## Exercise objective
Lines containing the word "ساله" are to be located and copied.

## Dataset
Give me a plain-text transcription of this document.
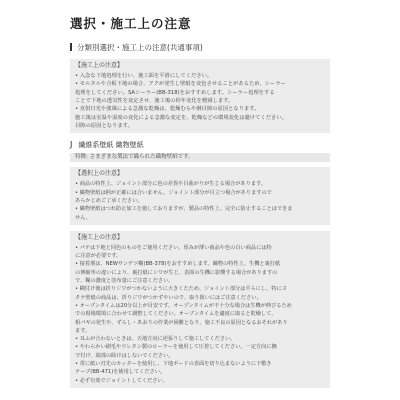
選択・施工上の注意
分類別選択・施工上の注意(共通事項)
【施工上の注意】
• 入念な下地処理を行い、施工面を平滑にしてください。
• モルタルや合板下地の場合、アクが発生し壁紙を変色させることがあるため、シーラー
処理をしてください。SAシーラー(BB-318)をおすすめします。シーラー処理をする
ことで下地の透気性を変定させ、施工後の経年変化を軽減します。
• 直射日光や強風による急激な乾燥は、乾燥むらや継目隙の原因となります。
施工後は室温や湿度の変化による急激な変定を、乾燥などの環境変化は避けてください。
目隙の原因となります。
J 繊維系壁紙 織物壁紙
特徴: さまざまな製法で織られた織物壁紙です。
【選択上の注意】
• 商品の特性上、ジョイント部分に色の差異や目曲がりが生じる場合があります。
• 織物壁紙は柄が正確には合いません。ジョイント部分が目立つ場合がありますので
あらかじめご了承ください。
• 織物壁紙はつれ防止加工を施しておりますが、製品の特性上、完全に防止することはできま
せん。
【施工上の注意】
• パテは下地と同色のものをご使用ください。厚みが薄い商品や色の白い商品には特
に注意が必要です。
• 接着剤は、NEWサンゲツ糊(BB-378)をおすすめします。織物の特性上、生機と裏打紙
の伸縮率の違いにより、裏打紙にシワが生じ、表面の生機に影響する場合がありますの
で、糊の濃度と塗布量にご注意ください。
• 糊付け後は折りジワがつかないように大きくたため、ジョイント部分は平らにし、特にヨ
タテ壁紙の商品は、折りジワがつかずやいので、取り扱いにはご注意ください。
• オープンタイムは20分以上が目安です。オープンタイムが不十分な場合は生機が伸びるため
での現場環境に合わせて調整してください。オープンタイムを適度に取ると乾燥して、
相パギの発生や、ずらし・あおりの作業が困難となり、施工不良の原因となるおそれがあり
ます。
• 耳ふが合わないときは、天地方向に逆張りして施工してください。
• やわらかい刷毛やウレタン製のローラーを使用して圧着してください。一定方向に撫
で付け、端部の除けはしないでください。
• 常に紙い刃先のカッターを使用し、下地ボードの表面を切り込まないように下敷き
テープ(BB-471)を使用してください。
• 必ず有効でジョイントしてください。
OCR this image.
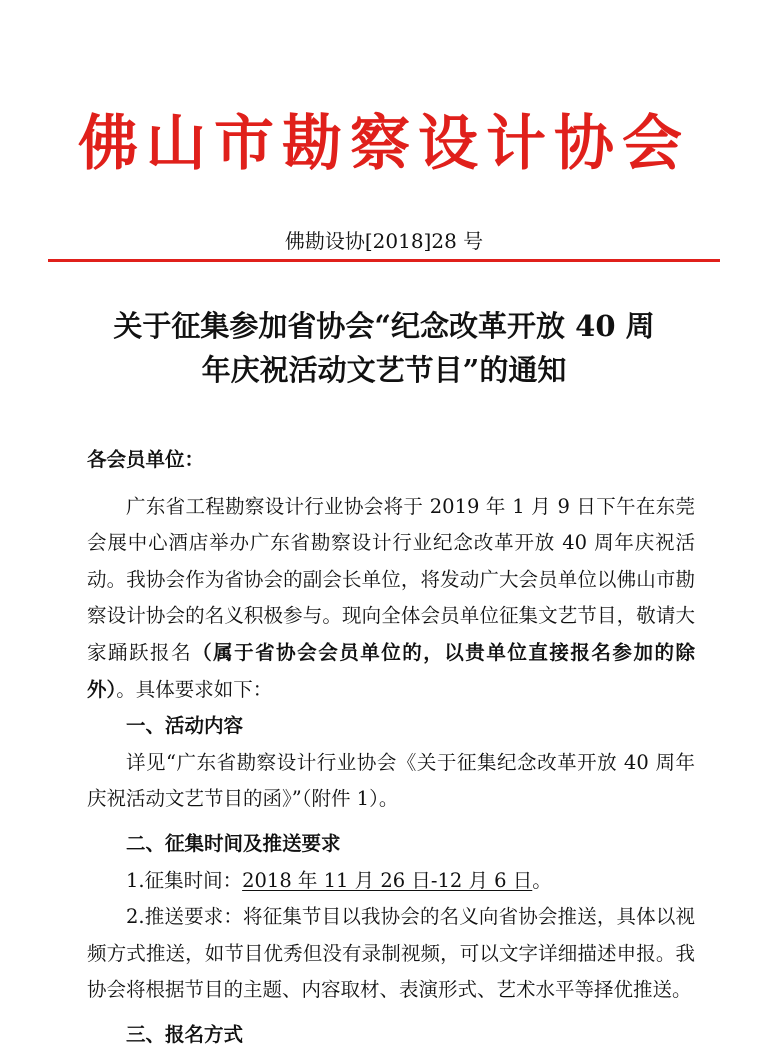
佛山市勘察设计协会
佛勘设协[2018]28 号
关于征集参加省协会“纪念改革开放 40 周
年庆祝活动文艺节目”的通知

各会员单位：

广东省工程勘察设计行业协会将于 2019 年 1 月 9 日下午在东莞会展中心酒店举办广东省勘察设计行业纪念改革开放 40 周年庆祝活动。我协会作为省协会的副会长单位，将发动广大会员单位以佛山市勘察设计协会的名义积极参与。现向全体会员单位征集文艺节目，敬请大家踊跃报名（属于省协会会员单位的，以贵单位直接报名参加的除外）。具体要求如下：

一、活动内容

详见“广东省勘察设计行业协会《关于征集纪念改革开放 40 周年庆祝活动文艺节目的函》”（附件 1）。

二、征集时间及推送要求

1.征集时间：2018 年 11 月 26 日-12 月 6 日。

2.推送要求：将征集节目以我协会的名义向省协会推送，具体以视频方式推送，如节目优秀但没有录制视频，可以文字详细描述申报。我协会将根据节目的主题、内容取材、表演形式、艺术水平等择优推送。

三、报名方式
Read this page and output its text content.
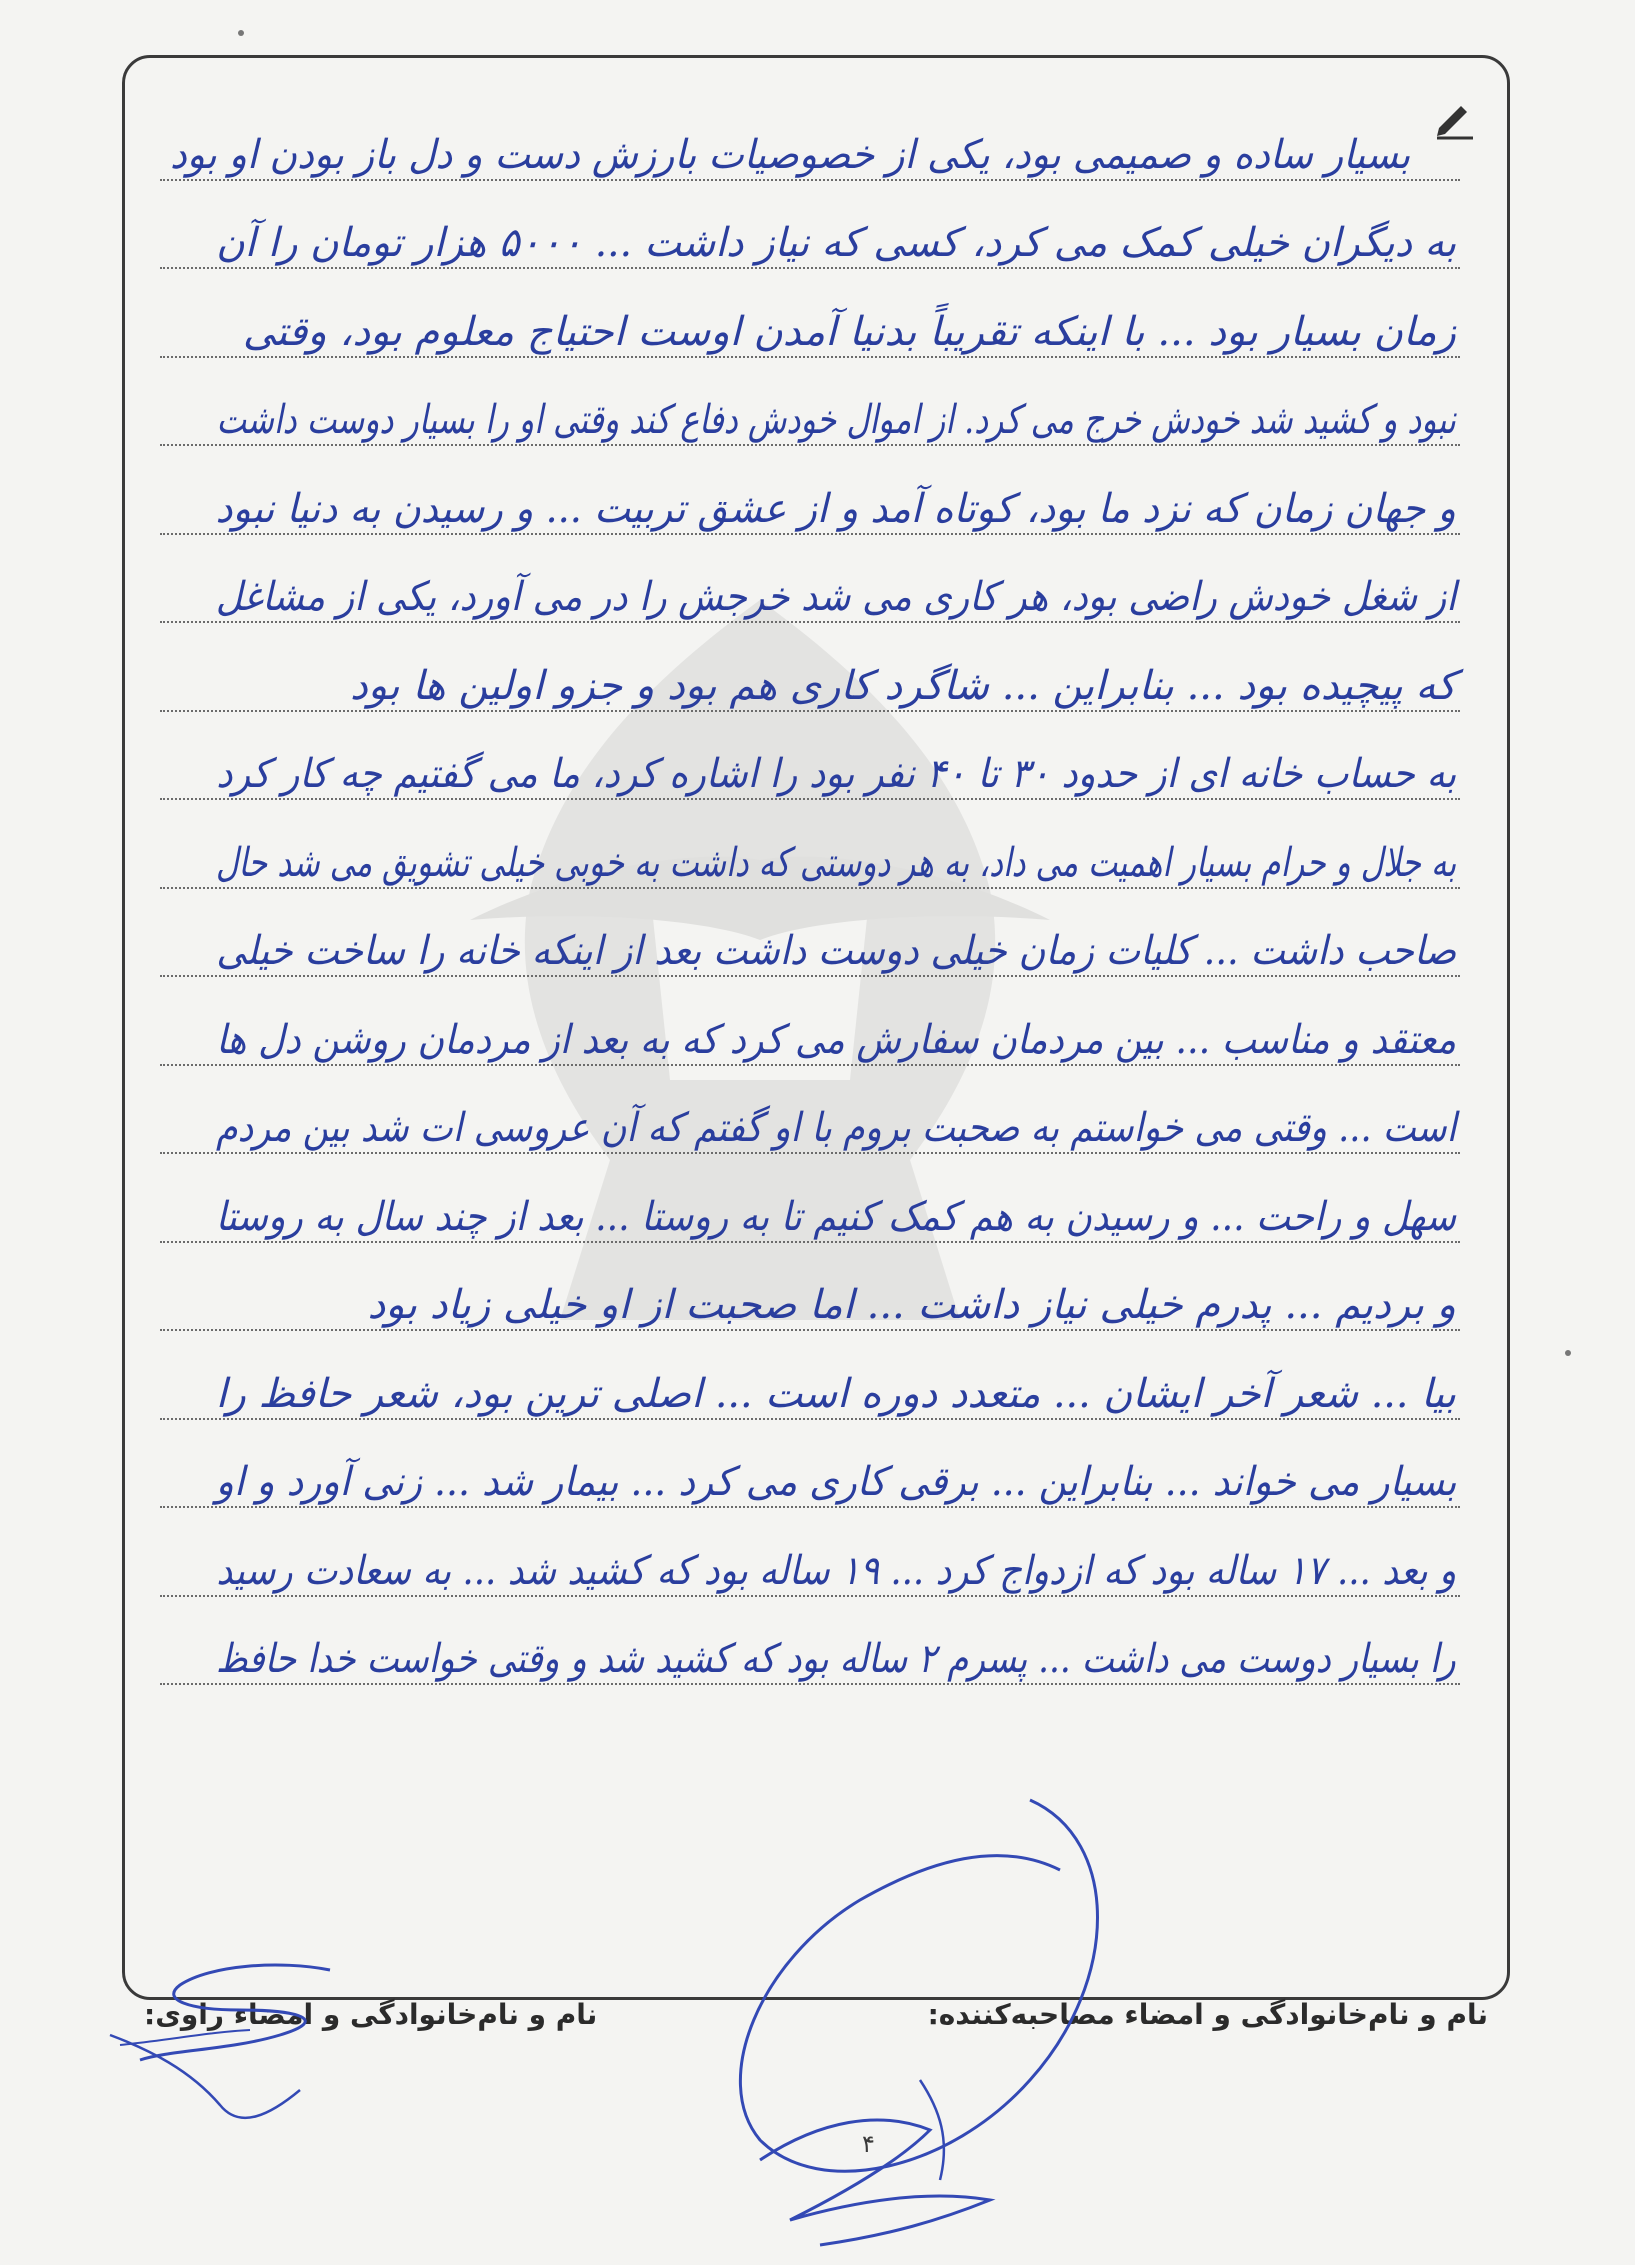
بسیار ساده و صمیمی بود، یکی از خصوصیات بارزش دست و دل باز بودن او بود
به دیگران خیلی کمک می کرد، کسی که نیاز داشت ... ۵۰۰۰ هزار تومان را آن
زمان بسیار بود ... با اینکه تقریباً بدنیا آمدن اوست احتیاج معلوم بود، وقتی
نبود و کشید شد خودش خرج می کرد. از اموال خودش دفاع کند وقتی او را بسیار دوست داشت
و جهان زمان که نزد ما بود، کوتاه آمد و از عشق تربیت ... و رسیدن به دنیا نبود
از شغل خودش راضی بود، هر کاری می شد خرجش را در می آورد، یکی از مشاغل
که پیچیده بود ... بنابراین ... شاگرد کاری هم بود و جزو اولین ها بود
به حساب خانه ای از حدود ۳۰ تا ۴۰ نفر بود را اشاره کرد، ما می گفتیم چه کار کرد
به جلال و حرام بسیار اهمیت می داد، به هر دوستی که داشت به خوبی خیلی تشویق می شد حال
صاحب داشت ... کلیات زمان خیلی دوست داشت بعد از اینکه خانه را ساخت خیلی
معتقد و مناسب ... بین مردمان سفارش می کرد که به بعد از مردمان روشن دل ها
است ... وقتی می خواستم به صحبت بروم با او گفتم که آن عروسی ات شد بین مردم
سهل و راحت ... و رسیدن به هم کمک کنیم تا به روستا ... بعد از چند سال به روستا
و بردیم ... پدرم خیلی نیاز داشت ... اما صحبت از او خیلی زیاد بود
بیا ... شعر آخر ایشان ... متعدد دوره است ... اصلی ترین بود، شعر حافظ را
بسیار می خواند ... بنابراین ... برقی کاری می کرد ... بیمار شد ... زنی آورد و او
و بعد ... ۱۷ ساله بود که ازدواج کرد ... ۱۹ ساله بود که کشید شد ... به سعادت رسید
را بسیار دوست می داشت ... پسرم ۲ ساله بود که کشید شد و وقتی خواست خدا حافظ
نام و نام‌خانوادگی و امضاء مصاحبه‌کننده:
نام و نام‌خانوادگی و امضاء راوی:
۴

## Full solution
و بعد ... ۱۷ ساله بود که ازدواج کرد ... ۱۹ ساله بود که کشید شد ... به سعادت رسید
را بسیار دوست می داشت ... پسرم ۲ ساله بود که کشید شد و وقتی خواست خدا حافظ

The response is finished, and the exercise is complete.